== Task prompt ==
Figure out how many lines of the material below contain the word "Básicos". Answer with the number only.

== Data for the task ==

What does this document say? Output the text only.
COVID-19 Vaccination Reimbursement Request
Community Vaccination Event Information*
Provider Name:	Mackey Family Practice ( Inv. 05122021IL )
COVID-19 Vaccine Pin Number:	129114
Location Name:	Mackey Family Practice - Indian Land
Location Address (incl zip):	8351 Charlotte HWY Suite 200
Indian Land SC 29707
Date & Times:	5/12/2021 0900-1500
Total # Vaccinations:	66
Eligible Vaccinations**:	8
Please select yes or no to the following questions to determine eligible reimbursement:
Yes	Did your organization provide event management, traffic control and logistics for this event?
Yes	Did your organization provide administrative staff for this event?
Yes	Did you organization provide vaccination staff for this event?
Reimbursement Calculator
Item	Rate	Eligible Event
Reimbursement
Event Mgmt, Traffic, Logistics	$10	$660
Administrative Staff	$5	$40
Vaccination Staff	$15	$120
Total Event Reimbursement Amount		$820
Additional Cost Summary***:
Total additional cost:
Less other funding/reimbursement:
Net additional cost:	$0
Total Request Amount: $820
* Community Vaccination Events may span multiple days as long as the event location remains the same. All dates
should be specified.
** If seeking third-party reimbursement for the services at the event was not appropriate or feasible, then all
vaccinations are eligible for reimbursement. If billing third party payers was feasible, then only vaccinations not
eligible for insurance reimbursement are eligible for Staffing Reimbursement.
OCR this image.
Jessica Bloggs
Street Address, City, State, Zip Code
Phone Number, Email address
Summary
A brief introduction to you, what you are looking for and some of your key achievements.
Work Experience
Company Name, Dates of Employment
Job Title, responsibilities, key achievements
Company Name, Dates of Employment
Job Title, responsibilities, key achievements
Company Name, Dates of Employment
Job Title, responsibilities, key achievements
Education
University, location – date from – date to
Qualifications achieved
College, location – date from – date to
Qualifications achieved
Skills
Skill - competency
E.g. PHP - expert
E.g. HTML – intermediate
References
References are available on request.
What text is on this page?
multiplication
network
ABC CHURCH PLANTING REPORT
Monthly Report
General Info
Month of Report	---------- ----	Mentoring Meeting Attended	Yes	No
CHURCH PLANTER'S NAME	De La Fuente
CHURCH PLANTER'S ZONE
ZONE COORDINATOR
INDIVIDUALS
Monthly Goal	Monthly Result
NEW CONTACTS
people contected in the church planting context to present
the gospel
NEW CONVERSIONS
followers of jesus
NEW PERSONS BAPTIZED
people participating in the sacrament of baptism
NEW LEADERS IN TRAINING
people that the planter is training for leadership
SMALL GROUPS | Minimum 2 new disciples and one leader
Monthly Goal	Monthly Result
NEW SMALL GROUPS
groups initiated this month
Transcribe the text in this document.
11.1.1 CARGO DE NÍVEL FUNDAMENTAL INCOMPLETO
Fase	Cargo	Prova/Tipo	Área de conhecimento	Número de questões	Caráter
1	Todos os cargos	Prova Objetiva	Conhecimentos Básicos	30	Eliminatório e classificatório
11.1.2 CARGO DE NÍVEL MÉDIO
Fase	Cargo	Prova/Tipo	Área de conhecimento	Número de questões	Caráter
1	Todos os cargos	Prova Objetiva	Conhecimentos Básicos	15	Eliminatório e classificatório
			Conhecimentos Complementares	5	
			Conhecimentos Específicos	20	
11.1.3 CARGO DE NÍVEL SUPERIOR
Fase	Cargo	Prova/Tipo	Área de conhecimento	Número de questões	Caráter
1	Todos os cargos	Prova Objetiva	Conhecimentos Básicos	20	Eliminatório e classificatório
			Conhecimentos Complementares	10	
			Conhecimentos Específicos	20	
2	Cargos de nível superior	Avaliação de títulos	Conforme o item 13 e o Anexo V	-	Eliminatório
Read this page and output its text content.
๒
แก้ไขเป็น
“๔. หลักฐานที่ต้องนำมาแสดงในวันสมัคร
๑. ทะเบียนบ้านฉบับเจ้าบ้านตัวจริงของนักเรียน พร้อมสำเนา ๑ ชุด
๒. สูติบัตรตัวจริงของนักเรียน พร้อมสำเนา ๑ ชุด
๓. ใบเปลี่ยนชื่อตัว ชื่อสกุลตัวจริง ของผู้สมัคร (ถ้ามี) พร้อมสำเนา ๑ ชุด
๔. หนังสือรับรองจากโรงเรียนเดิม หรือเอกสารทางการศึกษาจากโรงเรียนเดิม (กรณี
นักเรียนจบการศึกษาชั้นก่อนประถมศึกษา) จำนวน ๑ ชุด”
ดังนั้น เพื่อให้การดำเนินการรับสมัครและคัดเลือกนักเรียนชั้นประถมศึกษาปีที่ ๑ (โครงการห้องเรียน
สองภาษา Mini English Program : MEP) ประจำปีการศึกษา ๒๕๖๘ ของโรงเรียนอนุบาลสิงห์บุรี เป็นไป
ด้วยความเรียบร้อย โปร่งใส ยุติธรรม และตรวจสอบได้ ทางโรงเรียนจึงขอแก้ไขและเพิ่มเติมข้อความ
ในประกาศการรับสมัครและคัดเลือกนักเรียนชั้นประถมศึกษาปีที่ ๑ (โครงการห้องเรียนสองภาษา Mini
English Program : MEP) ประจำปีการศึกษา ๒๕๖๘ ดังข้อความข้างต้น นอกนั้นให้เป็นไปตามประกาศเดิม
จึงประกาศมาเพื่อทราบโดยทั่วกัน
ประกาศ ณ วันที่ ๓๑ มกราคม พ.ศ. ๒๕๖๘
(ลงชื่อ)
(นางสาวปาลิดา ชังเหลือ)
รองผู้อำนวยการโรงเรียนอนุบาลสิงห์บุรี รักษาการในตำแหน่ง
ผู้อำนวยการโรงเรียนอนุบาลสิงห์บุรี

== Expected answer ==
3